* begin *

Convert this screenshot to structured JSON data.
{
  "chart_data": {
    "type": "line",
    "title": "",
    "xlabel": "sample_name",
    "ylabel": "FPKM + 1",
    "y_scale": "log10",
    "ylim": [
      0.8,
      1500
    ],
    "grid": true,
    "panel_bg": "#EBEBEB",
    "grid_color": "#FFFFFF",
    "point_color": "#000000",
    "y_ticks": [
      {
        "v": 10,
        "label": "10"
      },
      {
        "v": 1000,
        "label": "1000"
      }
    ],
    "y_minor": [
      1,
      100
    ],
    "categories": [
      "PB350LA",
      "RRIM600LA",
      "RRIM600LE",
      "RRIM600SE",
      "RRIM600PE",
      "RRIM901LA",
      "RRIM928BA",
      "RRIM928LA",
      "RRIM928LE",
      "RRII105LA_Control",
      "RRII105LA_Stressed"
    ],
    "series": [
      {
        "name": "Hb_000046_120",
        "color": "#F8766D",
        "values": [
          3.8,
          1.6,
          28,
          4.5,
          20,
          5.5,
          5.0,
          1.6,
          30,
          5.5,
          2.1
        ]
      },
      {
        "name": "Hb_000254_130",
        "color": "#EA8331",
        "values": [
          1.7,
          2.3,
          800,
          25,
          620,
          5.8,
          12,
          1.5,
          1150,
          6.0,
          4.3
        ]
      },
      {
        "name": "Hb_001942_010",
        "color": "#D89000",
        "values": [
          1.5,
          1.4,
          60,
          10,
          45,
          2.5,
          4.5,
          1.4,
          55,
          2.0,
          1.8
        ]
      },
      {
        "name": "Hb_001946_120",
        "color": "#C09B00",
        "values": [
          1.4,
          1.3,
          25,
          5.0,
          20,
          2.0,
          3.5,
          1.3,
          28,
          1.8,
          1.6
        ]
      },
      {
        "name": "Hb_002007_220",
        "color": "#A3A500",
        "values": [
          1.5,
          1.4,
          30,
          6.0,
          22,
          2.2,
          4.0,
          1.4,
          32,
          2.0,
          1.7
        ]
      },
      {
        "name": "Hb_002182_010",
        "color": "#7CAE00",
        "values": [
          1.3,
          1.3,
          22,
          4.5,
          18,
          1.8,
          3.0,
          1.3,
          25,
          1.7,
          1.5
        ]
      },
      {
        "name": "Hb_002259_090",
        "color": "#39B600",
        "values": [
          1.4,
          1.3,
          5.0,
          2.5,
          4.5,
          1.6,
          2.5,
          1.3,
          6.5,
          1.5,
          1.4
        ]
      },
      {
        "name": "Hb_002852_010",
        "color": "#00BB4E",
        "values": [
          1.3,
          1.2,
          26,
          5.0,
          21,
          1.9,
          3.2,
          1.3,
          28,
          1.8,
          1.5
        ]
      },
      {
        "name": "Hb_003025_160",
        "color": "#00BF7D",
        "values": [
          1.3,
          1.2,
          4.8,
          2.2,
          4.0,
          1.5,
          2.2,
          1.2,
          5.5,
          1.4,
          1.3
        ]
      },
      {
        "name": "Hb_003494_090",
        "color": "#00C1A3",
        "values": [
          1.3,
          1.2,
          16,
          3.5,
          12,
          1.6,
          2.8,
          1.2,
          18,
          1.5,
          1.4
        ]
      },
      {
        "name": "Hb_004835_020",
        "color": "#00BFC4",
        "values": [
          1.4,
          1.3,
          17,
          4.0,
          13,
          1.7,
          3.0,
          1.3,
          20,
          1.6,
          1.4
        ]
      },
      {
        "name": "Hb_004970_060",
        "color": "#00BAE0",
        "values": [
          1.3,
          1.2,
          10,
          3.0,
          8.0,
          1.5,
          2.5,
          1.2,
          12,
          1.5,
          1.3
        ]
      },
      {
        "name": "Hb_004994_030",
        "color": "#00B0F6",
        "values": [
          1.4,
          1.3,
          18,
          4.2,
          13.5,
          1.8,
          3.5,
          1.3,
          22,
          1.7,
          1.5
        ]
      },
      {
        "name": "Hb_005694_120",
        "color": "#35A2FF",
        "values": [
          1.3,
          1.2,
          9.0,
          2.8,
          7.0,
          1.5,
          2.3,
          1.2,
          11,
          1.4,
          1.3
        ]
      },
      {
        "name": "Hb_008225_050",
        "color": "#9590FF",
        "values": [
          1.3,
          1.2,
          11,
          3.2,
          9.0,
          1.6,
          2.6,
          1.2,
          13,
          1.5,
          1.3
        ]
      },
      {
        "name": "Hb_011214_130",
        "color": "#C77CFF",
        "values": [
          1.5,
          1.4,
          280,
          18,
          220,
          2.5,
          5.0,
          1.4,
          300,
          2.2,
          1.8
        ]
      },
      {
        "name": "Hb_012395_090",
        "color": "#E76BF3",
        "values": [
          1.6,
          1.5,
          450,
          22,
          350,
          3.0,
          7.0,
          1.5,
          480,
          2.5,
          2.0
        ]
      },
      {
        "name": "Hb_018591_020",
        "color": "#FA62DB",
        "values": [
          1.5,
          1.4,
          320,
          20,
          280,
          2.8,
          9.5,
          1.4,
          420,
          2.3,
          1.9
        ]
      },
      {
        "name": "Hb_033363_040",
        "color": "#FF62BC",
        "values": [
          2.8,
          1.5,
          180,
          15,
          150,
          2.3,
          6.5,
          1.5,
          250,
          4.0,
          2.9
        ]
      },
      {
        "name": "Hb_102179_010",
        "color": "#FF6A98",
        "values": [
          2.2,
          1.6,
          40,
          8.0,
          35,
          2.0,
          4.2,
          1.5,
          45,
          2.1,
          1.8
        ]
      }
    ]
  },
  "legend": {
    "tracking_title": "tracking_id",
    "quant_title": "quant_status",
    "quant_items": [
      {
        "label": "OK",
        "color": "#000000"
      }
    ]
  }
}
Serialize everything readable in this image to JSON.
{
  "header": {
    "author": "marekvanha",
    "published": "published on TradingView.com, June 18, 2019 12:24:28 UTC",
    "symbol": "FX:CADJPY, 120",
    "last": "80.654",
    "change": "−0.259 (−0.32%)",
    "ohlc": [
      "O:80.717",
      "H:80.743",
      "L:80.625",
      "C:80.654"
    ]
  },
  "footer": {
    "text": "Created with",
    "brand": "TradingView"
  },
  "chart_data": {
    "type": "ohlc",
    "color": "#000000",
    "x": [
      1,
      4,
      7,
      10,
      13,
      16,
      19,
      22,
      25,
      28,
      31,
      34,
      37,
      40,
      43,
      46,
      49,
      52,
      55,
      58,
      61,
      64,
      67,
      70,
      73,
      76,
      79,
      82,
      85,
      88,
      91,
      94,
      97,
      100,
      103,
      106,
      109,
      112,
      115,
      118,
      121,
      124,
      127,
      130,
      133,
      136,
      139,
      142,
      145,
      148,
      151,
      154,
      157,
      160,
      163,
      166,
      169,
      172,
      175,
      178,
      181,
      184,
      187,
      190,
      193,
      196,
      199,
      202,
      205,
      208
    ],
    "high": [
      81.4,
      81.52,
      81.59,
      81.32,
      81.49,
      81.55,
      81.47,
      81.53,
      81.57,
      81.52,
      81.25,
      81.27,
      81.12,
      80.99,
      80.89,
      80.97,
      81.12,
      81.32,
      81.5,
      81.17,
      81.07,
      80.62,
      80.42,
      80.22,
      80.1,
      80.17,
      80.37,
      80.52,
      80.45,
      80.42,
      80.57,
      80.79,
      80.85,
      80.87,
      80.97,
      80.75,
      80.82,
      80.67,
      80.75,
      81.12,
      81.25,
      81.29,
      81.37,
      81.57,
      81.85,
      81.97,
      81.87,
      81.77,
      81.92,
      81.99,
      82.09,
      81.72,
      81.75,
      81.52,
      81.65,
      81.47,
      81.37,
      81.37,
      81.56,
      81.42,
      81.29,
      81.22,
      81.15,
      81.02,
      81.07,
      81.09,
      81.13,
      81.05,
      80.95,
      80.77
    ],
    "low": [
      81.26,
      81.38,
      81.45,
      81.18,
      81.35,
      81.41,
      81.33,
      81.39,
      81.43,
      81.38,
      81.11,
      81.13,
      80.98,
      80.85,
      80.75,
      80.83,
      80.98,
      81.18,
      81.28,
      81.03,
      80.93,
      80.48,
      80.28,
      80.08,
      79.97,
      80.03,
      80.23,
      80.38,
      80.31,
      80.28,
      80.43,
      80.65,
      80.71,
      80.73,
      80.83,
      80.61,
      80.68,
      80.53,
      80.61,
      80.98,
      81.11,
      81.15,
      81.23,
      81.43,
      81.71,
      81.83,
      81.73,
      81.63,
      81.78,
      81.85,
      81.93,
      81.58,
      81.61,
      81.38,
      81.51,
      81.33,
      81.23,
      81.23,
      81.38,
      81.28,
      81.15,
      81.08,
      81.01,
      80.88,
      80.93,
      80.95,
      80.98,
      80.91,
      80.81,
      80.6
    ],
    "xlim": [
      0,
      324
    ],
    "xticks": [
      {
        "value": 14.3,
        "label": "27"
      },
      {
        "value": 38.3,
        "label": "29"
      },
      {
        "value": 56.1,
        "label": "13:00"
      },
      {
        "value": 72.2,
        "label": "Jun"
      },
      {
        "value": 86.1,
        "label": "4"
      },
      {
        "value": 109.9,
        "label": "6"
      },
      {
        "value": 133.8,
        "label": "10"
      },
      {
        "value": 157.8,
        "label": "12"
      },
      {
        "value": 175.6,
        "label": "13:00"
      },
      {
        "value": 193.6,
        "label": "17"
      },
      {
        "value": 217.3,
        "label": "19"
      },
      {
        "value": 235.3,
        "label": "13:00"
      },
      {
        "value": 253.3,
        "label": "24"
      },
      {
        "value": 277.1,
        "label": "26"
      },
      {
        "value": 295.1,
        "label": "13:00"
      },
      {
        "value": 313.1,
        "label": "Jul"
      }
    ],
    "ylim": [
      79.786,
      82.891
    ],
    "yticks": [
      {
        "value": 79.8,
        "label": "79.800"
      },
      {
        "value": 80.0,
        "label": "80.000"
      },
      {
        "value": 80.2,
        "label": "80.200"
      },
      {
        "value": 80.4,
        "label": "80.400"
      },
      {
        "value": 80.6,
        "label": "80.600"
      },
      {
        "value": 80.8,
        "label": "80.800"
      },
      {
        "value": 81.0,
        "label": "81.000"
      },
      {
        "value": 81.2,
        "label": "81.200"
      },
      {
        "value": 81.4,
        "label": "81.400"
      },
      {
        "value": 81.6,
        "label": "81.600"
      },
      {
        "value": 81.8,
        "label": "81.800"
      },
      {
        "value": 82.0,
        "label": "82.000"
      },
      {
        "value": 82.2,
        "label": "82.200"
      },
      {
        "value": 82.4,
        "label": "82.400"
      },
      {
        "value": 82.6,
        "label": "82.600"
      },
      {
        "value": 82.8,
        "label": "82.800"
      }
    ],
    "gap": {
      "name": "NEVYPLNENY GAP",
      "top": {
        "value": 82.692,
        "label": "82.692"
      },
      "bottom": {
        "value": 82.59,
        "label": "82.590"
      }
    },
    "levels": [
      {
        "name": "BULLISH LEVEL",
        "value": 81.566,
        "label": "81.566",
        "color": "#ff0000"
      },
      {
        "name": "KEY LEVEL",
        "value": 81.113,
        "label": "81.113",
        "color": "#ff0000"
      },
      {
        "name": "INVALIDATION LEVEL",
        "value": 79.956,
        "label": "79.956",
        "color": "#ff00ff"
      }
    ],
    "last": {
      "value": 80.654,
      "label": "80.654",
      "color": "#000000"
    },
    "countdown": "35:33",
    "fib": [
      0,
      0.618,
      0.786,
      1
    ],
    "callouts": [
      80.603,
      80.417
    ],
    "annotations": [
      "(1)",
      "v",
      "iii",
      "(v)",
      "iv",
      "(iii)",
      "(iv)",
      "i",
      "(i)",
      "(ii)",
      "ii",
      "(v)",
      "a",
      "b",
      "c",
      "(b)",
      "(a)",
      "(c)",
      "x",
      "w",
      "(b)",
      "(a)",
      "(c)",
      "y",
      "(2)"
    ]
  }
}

* end *

Copy, from the material above, each line in which the string "JSON" occurs.

Convert this screenshot to structured JSON data.
Serialize everything readable in this image to JSON.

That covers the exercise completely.